__Set problem__. How many lines of these entries hold the string "color"? Reply with the number alone.

__Material supplied__.
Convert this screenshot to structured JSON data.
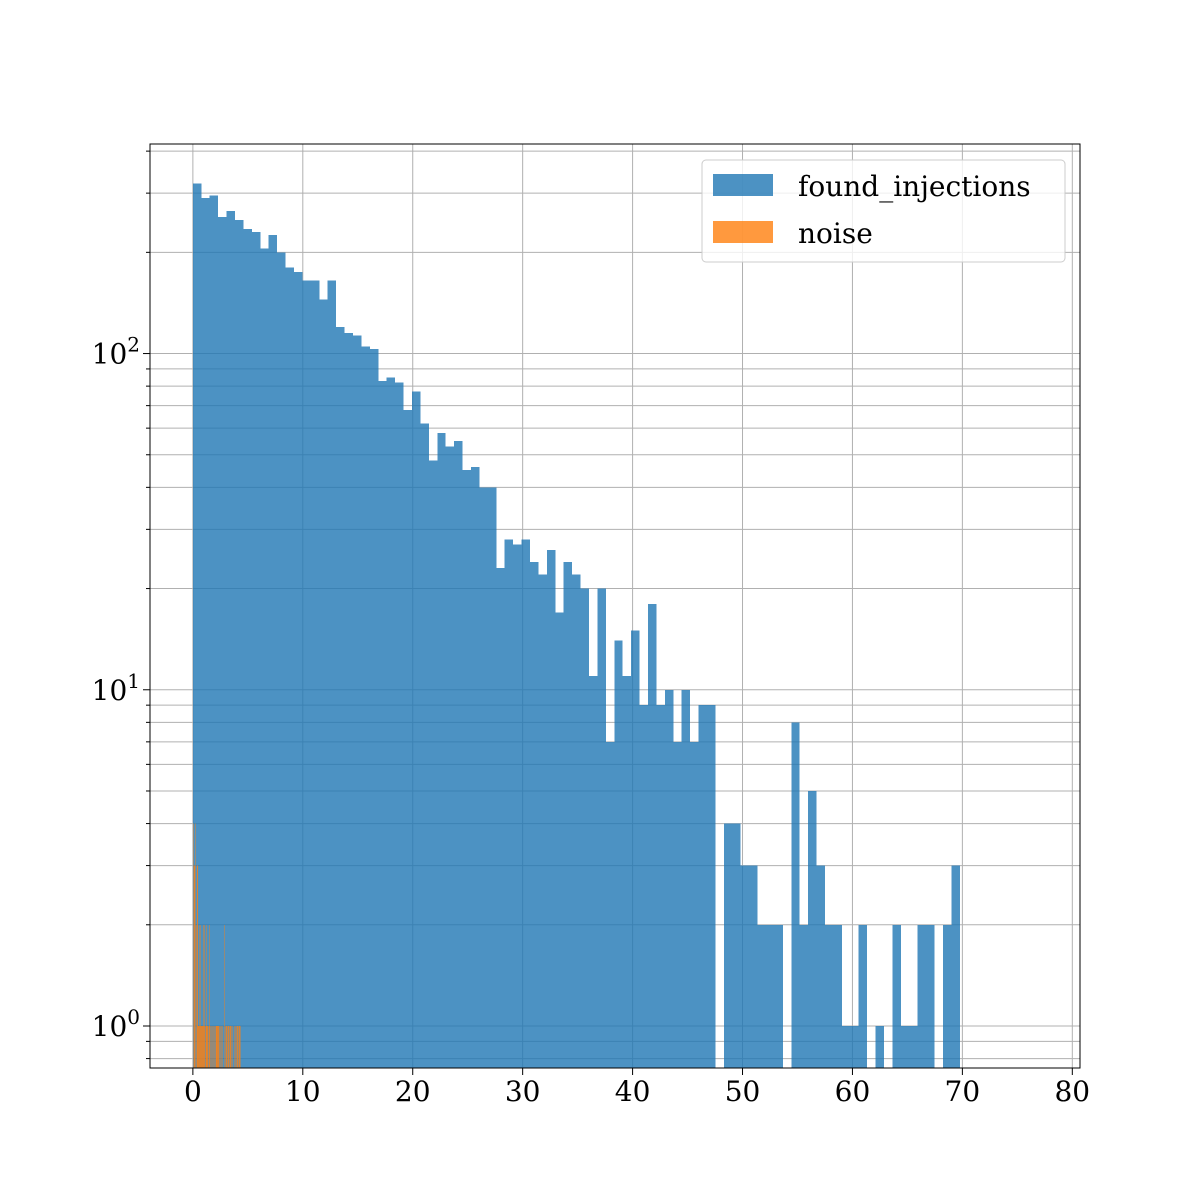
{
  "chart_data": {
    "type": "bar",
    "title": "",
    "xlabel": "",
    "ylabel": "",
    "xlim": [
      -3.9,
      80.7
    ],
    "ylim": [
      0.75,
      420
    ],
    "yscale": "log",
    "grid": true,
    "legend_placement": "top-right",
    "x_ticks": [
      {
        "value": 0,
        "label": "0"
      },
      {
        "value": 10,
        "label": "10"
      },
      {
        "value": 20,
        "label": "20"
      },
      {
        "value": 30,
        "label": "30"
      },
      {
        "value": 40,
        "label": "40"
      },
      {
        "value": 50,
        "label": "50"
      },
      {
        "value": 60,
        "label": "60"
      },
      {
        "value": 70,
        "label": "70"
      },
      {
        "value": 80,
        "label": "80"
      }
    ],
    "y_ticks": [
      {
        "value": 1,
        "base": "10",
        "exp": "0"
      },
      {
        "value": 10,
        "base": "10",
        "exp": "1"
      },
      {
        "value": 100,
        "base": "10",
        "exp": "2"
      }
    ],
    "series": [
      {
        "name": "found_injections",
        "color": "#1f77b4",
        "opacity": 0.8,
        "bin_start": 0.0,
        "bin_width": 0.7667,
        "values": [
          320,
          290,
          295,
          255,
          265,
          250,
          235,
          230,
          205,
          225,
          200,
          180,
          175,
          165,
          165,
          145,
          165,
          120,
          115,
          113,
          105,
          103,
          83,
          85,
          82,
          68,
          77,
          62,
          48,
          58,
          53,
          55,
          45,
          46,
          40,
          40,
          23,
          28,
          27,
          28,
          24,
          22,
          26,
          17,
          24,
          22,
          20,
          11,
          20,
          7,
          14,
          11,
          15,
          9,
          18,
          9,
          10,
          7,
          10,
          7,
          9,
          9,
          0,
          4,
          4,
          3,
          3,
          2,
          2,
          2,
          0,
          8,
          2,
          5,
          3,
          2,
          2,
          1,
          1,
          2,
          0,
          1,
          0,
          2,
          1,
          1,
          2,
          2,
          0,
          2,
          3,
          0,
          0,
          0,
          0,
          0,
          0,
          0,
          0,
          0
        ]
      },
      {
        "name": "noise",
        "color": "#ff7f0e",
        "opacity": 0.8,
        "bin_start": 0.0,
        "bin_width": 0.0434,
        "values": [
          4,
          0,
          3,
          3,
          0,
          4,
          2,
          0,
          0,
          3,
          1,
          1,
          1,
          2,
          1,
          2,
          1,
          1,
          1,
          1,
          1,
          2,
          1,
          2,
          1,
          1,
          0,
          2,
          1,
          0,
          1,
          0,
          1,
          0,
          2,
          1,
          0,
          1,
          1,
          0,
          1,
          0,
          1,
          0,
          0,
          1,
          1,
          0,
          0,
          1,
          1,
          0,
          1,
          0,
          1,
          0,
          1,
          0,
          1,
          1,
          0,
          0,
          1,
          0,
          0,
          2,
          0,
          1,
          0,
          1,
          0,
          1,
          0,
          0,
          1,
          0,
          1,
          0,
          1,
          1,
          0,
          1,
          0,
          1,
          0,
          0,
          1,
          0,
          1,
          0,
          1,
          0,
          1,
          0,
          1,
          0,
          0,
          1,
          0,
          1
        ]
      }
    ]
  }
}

--

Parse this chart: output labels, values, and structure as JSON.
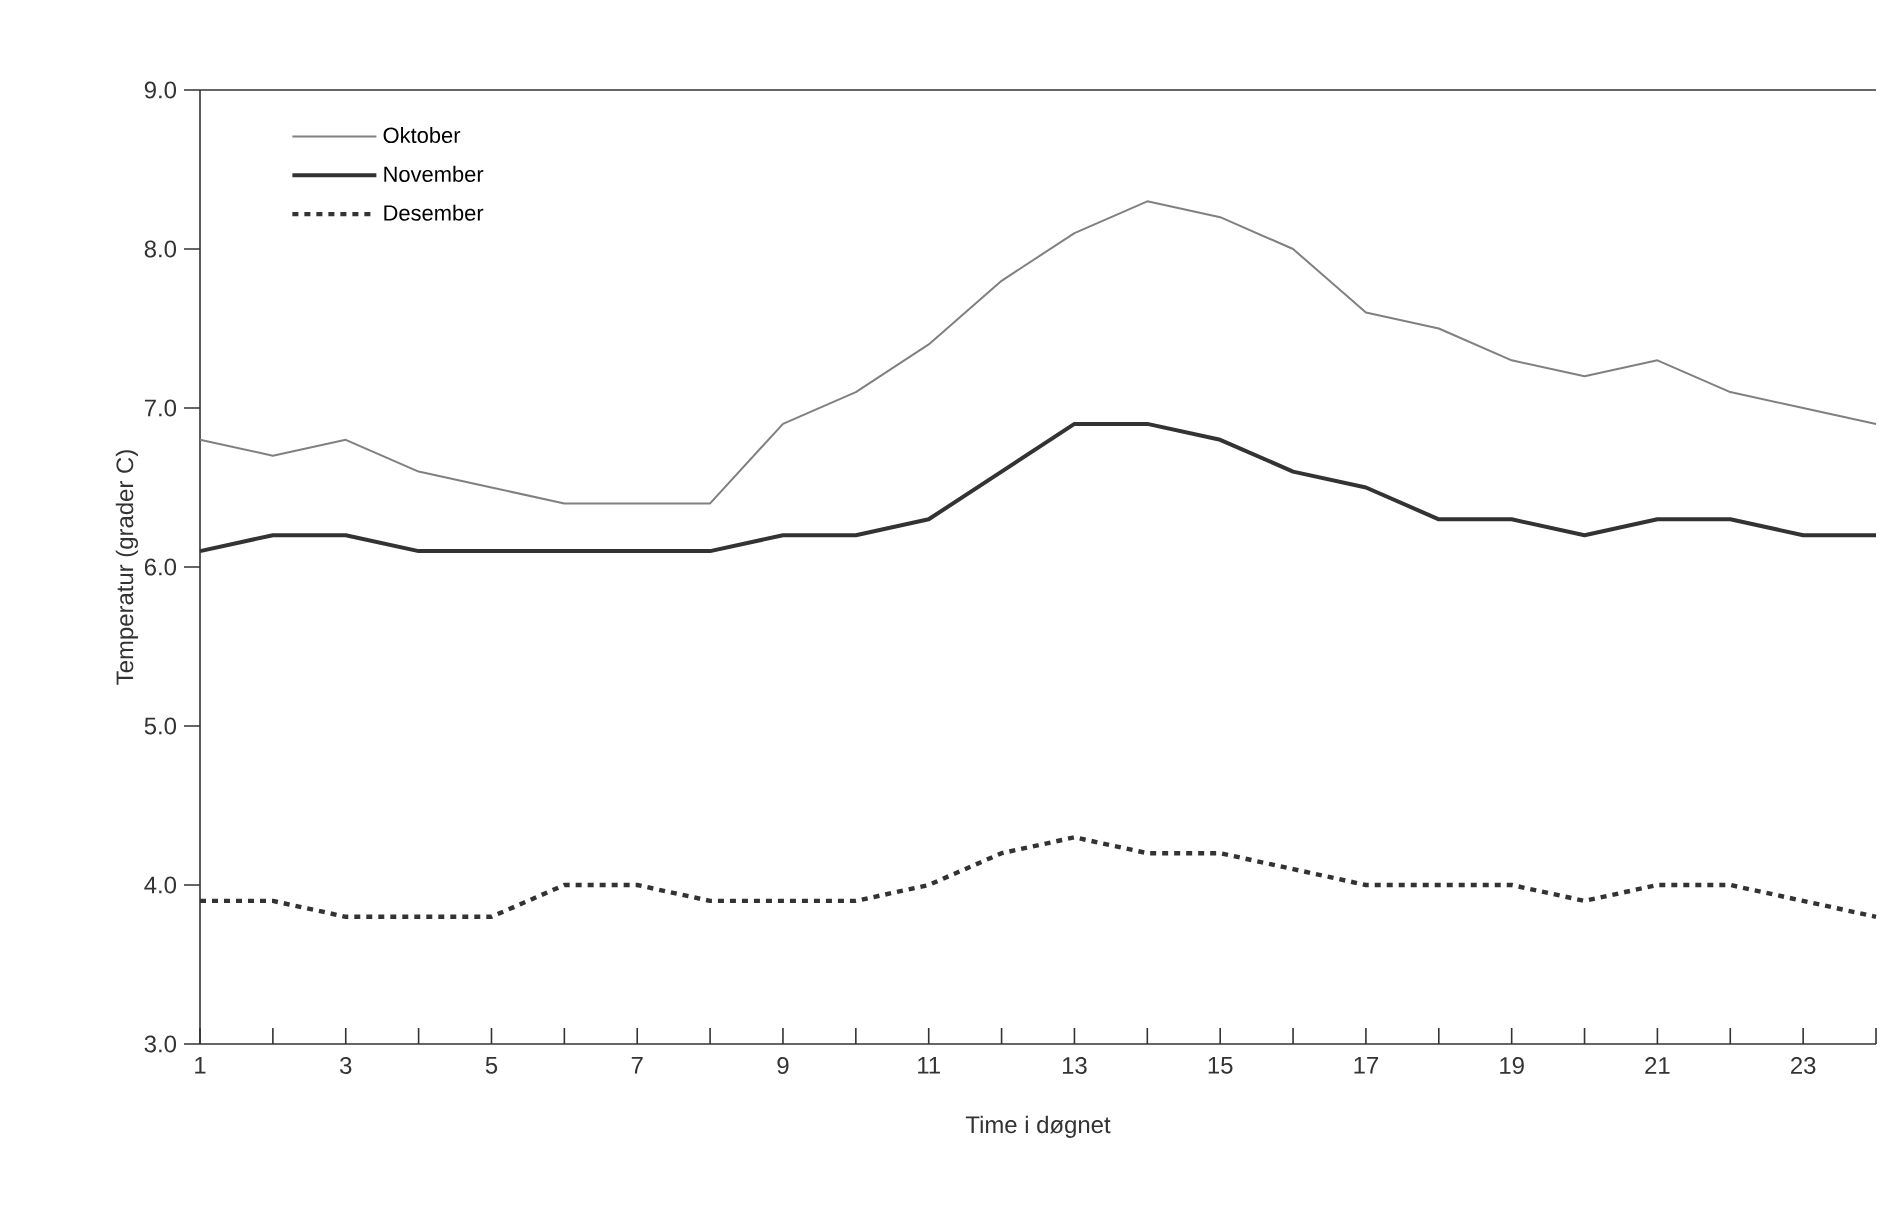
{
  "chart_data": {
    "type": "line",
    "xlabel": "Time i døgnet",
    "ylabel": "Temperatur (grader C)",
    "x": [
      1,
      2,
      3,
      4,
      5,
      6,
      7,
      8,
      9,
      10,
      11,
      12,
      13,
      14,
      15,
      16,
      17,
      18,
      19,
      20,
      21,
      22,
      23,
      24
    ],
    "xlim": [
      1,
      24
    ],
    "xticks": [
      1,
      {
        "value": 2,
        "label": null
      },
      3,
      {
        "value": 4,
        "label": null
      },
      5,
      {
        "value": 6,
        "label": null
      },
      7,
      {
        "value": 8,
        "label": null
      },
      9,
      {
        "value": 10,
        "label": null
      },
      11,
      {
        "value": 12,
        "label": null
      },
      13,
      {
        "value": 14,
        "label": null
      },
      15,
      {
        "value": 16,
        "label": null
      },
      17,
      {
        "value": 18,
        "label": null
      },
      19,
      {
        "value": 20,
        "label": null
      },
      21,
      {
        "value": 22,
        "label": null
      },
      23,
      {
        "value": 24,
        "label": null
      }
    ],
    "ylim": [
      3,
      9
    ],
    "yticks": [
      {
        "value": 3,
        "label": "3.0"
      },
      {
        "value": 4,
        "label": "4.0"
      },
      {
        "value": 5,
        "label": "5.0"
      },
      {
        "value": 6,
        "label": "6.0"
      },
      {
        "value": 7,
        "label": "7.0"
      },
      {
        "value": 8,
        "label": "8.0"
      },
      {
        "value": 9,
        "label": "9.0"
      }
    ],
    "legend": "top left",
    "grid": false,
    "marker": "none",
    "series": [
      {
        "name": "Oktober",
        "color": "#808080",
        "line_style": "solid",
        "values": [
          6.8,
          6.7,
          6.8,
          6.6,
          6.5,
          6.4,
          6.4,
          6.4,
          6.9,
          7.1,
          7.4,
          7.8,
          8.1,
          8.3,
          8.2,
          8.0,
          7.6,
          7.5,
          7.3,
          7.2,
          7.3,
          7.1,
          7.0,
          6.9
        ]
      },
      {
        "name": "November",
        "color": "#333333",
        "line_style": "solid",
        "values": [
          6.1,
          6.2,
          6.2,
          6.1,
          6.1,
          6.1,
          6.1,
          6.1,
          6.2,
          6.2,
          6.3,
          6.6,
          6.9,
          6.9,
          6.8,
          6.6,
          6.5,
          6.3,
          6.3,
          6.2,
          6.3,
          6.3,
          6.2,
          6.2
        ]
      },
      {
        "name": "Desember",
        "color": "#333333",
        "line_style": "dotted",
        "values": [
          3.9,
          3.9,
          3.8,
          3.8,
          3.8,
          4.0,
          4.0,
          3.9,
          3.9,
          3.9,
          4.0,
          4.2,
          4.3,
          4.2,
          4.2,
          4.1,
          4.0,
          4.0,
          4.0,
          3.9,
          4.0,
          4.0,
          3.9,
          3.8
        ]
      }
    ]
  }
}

__Final answer__. 5